● What this task involves:
Leave out the pictures and restate the rest of the data exactly.

Data records:
---------------
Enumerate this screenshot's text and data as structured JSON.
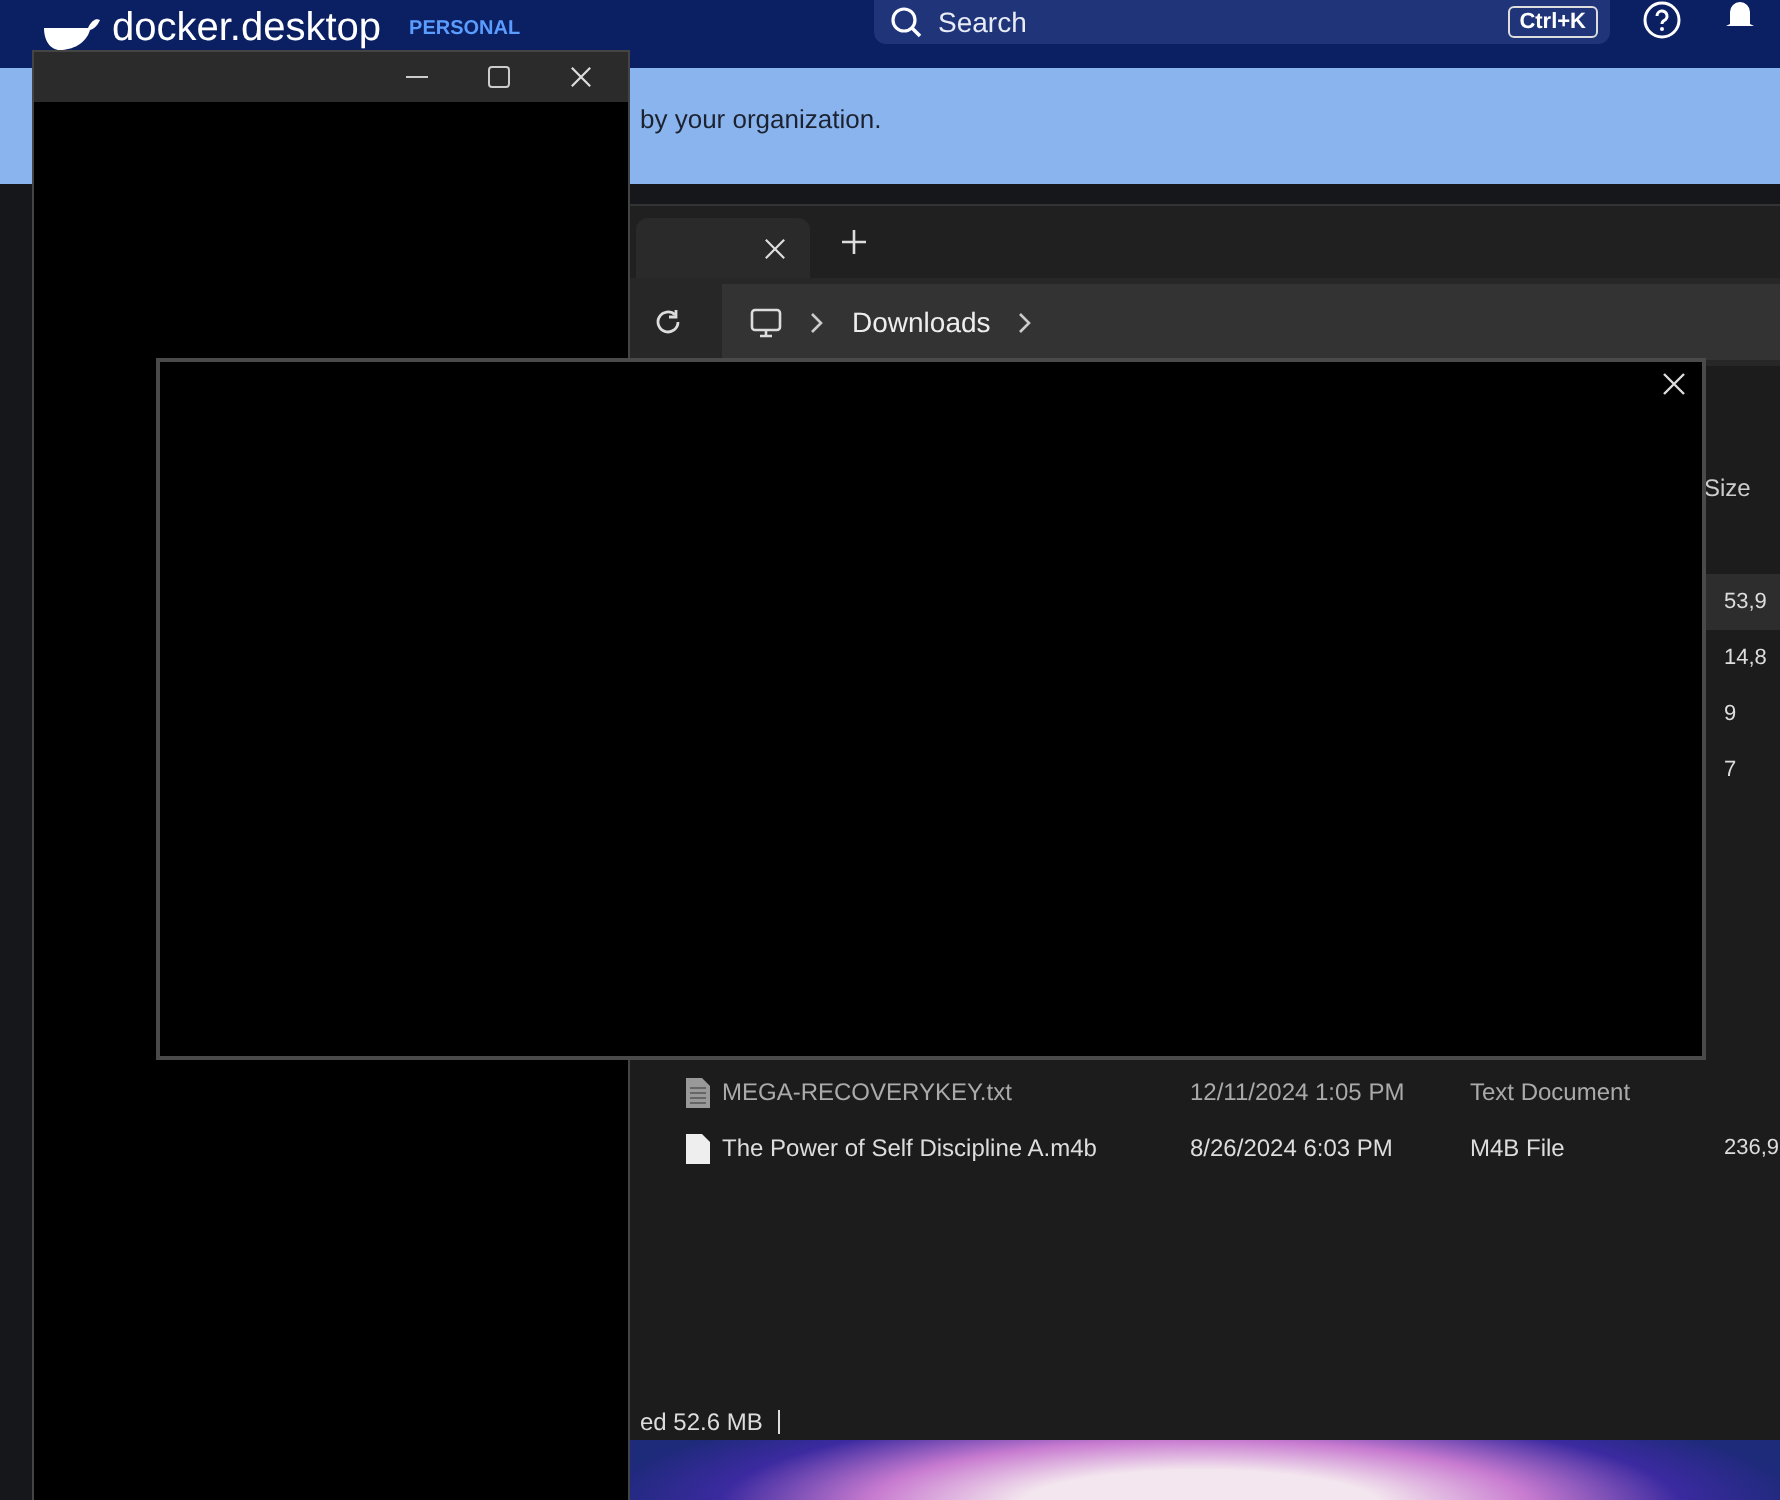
{
  "docker": {
    "logo": "docker.desktop",
    "plan": "PERSONAL",
    "search": {
      "placeholder": "Search",
      "shortcut": "Ctrl+K"
    },
    "banner": "by your organization."
  },
  "explorer": {
    "address": [
      "Downloads"
    ],
    "columns": [
      {
        "label": "Size"
      }
    ],
    "size_rows": [
      {
        "size": "53,9",
        "selected": true
      },
      {
        "size": "14,8",
        "selected": false
      },
      {
        "size": "9",
        "selected": false
      },
      {
        "size": "7",
        "selected": false
      }
    ],
    "files": [
      {
        "kind": "text",
        "name": "MEGA-RECOVERYKEY.txt",
        "date": "12/11/2024 1:05 PM",
        "type": "Text Document"
      },
      {
        "kind": "audio",
        "name": "The Power of Self Discipline A.m4b",
        "date": "8/26/2024 6:03 PM",
        "type": "M4B File",
        "size": "236,9"
      }
    ],
    "status": "ed  52.6 MB"
  }
}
---------------
● Written answer:
Enumerate this screenshot's text and data as structured JSON.
{
  "docker": {
    "logo": "docker.desktop",
    "plan": "PERSONAL",
    "search": {
      "placeholder": "Search",
      "shortcut": "Ctrl+K"
    },
    "banner": "by your organization."
  },
  "explorer": {
    "address": [
      "Downloads"
    ],
    "columns": [
      {
        "label": "Size"
      }
    ],
    "size_rows": [
      {
        "size": "53,9",
        "selected": true
      },
      {
        "size": "14,8",
        "selected": false
      },
      {
        "size": "9",
        "selected": false
      },
      {
        "size": "7",
        "selected": false
      }
    ],
    "files": [
      {
        "kind": "text",
        "name": "MEGA-RECOVERYKEY.txt",
        "date": "12/11/2024 1:05 PM",
        "type": "Text Document"
      },
      {
        "kind": "audio",
        "name": "The Power of Self Discipline A.m4b",
        "date": "8/26/2024 6:03 PM",
        "type": "M4B File",
        "size": "236,9"
      }
    ],
    "status": "ed  52.6 MB"
  }
}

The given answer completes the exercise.